Exercise task:
From the listing below, return each line that includes "PRIVATE".

--- --- ---

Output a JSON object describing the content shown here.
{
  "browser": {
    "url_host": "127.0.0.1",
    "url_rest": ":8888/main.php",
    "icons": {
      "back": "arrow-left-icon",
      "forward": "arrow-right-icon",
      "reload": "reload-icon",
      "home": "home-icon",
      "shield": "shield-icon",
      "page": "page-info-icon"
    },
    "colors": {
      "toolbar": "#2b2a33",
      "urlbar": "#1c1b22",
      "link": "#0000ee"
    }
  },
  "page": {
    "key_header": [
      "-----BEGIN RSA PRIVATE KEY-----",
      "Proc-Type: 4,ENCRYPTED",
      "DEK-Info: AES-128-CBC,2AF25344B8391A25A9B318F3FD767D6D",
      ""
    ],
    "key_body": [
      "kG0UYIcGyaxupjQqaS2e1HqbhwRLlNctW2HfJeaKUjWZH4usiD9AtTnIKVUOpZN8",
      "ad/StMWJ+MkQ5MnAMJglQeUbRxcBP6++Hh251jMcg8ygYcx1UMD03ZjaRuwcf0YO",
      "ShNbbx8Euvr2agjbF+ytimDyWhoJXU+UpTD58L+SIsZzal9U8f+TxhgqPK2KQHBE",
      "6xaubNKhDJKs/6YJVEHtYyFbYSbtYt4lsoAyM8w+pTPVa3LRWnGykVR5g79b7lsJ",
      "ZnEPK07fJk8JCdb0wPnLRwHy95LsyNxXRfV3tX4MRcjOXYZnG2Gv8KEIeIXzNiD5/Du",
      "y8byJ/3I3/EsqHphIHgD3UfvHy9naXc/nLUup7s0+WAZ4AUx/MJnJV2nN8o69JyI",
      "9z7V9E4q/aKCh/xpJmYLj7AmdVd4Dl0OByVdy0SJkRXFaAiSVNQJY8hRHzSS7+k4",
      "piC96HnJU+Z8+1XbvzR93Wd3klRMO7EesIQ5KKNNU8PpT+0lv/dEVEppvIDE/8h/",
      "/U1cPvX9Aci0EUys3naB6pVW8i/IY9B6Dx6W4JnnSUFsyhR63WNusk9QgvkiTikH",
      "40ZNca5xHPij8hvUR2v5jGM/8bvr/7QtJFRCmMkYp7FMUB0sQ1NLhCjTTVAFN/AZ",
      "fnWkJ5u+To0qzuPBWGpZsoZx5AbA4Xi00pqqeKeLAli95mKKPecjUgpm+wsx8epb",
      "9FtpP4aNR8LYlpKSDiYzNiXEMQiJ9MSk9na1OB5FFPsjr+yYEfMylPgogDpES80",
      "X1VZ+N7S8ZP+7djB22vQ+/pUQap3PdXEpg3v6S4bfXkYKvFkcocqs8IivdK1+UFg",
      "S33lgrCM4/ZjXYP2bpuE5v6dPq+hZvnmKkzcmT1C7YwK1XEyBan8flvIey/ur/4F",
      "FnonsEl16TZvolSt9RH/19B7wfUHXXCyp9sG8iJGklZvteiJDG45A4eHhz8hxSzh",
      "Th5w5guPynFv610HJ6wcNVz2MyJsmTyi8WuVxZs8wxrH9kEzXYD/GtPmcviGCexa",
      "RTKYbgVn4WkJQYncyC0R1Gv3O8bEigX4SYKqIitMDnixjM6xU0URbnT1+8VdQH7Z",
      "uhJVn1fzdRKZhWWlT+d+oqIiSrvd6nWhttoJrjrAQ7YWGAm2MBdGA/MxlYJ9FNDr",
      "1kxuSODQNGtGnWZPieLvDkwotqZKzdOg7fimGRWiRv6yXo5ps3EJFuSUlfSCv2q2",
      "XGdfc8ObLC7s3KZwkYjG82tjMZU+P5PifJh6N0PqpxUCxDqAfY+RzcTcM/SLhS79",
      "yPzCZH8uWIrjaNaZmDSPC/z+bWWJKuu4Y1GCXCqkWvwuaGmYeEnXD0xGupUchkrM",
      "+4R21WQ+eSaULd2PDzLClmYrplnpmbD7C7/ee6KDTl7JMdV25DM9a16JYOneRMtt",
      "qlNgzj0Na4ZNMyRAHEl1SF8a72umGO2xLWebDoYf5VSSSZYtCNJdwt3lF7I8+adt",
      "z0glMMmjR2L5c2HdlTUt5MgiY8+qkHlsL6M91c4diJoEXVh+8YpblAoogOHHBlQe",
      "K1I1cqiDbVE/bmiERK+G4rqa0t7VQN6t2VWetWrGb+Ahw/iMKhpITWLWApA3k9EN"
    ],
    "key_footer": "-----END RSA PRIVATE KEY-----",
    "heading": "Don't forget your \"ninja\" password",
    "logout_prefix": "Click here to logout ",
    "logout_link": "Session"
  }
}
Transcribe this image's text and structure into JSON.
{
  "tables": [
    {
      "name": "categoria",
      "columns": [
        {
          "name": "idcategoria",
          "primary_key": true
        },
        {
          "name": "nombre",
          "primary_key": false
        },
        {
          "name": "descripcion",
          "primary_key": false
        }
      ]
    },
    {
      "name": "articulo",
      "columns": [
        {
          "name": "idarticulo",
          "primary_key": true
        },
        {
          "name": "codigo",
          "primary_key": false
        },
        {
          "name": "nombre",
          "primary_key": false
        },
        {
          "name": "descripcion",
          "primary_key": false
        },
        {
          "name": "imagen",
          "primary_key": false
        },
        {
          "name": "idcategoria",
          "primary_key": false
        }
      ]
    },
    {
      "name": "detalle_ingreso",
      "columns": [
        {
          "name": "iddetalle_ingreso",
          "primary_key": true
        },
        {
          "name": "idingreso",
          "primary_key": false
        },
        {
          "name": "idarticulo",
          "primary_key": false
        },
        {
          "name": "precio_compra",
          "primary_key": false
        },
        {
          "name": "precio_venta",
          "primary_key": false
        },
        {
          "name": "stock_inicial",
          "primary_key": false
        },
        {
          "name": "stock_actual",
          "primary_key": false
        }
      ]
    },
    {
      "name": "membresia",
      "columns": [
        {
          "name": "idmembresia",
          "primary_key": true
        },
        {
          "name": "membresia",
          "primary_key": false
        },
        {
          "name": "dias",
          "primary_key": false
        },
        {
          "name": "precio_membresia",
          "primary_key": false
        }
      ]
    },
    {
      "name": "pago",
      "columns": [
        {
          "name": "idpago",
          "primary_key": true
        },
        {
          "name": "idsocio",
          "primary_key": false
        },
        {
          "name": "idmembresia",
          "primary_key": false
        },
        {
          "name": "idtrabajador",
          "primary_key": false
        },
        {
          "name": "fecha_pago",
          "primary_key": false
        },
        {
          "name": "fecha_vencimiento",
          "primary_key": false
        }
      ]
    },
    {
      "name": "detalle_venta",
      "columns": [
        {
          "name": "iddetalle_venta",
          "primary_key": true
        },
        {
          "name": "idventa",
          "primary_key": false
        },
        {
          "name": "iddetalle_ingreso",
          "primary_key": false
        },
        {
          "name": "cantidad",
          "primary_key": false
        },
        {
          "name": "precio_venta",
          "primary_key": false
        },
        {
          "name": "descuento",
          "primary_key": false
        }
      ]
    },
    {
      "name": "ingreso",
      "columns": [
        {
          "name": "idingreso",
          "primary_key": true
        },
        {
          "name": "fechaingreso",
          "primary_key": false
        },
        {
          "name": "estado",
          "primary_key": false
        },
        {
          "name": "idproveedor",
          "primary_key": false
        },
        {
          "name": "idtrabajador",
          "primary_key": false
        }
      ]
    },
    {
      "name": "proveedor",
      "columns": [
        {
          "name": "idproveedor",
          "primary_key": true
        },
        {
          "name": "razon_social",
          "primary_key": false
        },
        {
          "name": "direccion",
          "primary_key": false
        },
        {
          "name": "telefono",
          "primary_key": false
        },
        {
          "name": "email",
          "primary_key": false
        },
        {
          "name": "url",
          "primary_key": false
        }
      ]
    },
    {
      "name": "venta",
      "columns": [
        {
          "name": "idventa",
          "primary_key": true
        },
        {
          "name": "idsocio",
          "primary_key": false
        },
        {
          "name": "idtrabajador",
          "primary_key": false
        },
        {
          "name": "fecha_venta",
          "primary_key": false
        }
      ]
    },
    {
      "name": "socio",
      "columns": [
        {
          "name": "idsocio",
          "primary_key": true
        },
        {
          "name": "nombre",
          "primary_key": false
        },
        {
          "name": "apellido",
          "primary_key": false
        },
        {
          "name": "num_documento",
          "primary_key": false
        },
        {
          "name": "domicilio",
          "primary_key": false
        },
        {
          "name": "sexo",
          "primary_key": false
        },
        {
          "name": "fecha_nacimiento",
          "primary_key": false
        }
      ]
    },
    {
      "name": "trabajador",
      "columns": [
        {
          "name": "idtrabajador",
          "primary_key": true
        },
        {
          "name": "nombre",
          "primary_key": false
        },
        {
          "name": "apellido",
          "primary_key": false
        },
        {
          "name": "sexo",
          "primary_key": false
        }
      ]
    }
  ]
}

--- --- ---

Result for this task:
      "-----BEGIN RSA PRIVATE KEY-----",
    "key_footer": "-----END RSA PRIVATE KEY-----",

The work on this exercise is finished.